Task prompt :: Check every line of the entries below for the word "英国克服专制王权", and copy the ones that have it.

Information provided ::
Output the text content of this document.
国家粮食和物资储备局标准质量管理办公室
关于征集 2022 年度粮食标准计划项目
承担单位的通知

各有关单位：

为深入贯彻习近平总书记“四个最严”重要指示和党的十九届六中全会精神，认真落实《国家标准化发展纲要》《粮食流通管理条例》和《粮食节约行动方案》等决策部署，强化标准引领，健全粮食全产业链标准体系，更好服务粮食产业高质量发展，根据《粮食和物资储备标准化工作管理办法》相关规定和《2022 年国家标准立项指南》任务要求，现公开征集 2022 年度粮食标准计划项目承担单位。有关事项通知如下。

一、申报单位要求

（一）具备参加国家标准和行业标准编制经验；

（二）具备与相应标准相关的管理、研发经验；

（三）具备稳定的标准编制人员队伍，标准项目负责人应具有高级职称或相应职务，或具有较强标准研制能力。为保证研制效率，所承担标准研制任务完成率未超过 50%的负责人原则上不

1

==

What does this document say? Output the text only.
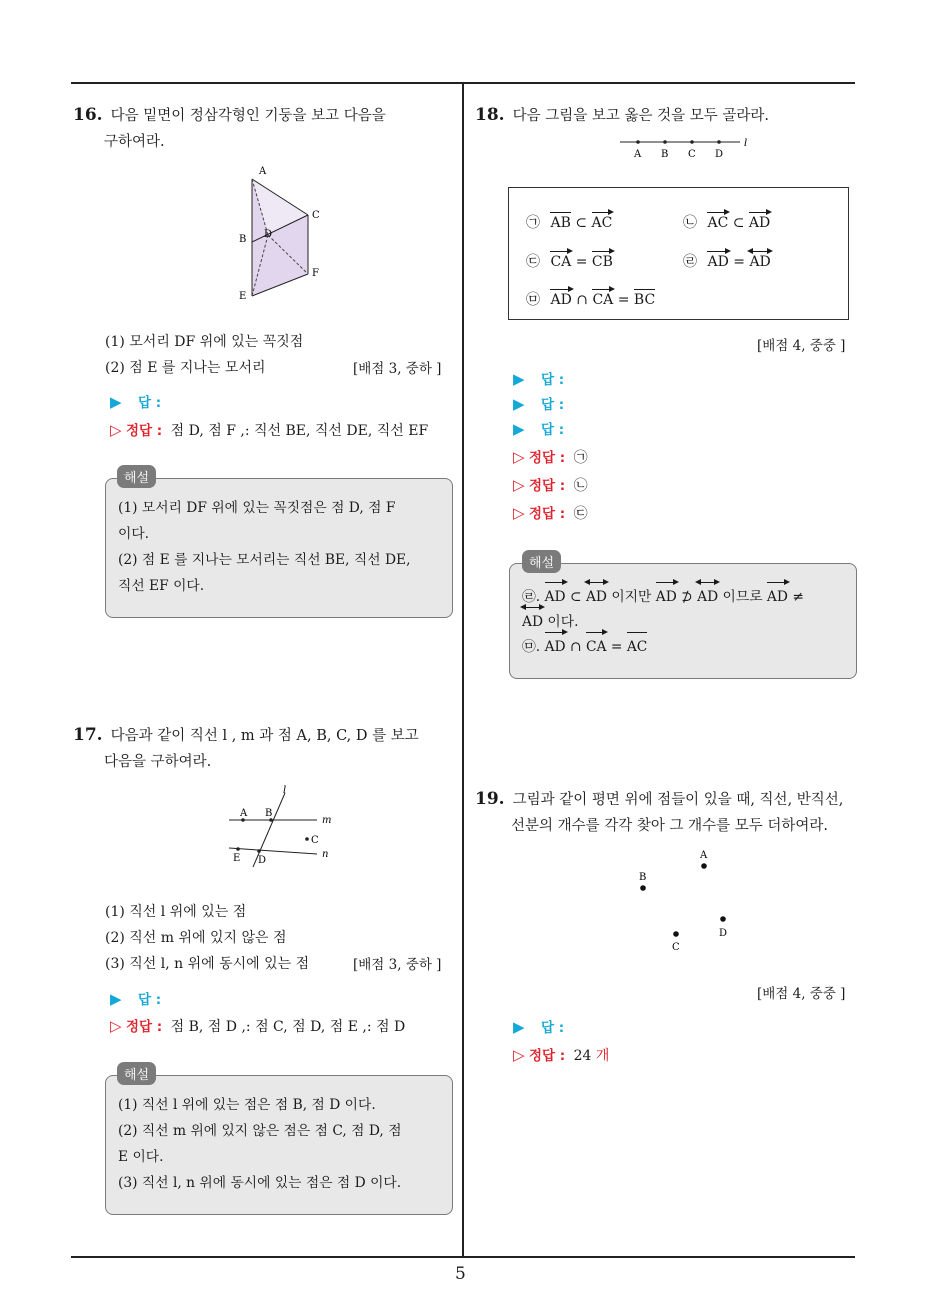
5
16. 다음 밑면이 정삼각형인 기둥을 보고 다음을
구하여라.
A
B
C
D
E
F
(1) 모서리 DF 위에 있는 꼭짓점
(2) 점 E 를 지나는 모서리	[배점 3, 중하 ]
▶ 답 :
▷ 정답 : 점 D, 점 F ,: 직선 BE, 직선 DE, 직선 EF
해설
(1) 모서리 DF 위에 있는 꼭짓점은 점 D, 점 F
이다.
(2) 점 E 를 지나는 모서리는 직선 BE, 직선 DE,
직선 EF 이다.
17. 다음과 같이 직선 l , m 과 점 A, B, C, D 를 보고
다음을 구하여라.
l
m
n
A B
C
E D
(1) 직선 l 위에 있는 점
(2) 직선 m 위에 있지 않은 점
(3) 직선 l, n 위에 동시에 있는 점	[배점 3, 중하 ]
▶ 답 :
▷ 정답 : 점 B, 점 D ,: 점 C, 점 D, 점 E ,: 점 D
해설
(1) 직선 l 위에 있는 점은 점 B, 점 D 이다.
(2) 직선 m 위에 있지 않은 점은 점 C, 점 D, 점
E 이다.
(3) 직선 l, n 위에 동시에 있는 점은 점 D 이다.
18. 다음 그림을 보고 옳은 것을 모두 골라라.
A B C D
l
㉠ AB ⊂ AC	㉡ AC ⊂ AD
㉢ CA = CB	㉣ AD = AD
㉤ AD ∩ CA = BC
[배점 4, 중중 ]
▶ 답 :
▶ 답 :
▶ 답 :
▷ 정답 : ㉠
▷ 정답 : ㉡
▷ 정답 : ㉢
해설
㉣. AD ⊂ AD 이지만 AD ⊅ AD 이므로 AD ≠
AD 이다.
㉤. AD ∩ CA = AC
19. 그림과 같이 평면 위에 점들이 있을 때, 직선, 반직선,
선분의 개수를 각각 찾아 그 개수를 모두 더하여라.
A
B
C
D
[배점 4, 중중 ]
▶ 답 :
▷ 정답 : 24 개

--

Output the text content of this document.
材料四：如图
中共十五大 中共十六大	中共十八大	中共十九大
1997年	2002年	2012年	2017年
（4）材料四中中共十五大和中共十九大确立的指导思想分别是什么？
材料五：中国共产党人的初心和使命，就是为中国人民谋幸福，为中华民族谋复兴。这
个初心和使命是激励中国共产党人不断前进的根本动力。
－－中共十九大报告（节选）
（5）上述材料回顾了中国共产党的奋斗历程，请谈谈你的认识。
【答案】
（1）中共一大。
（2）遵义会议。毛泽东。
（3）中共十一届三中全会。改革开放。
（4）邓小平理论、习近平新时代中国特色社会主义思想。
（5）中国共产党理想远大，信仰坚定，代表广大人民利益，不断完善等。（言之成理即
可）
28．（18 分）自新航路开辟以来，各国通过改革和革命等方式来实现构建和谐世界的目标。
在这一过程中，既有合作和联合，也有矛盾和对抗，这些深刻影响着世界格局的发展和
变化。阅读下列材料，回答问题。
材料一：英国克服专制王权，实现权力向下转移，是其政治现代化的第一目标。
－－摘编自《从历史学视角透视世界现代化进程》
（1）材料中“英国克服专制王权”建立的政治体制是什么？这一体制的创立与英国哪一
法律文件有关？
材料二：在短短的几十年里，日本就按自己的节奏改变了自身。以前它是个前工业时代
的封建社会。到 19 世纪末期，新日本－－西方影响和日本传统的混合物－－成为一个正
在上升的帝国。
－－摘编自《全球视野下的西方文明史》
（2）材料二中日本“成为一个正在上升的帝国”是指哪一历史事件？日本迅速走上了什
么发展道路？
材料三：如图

Written solution ::
材料一：英国克服专制王权，实现权力向下转移，是其政治现代化的第一目标。
（1）材料中“英国克服专制王权”建立的政治体制是什么？这一体制的创立与英国哪一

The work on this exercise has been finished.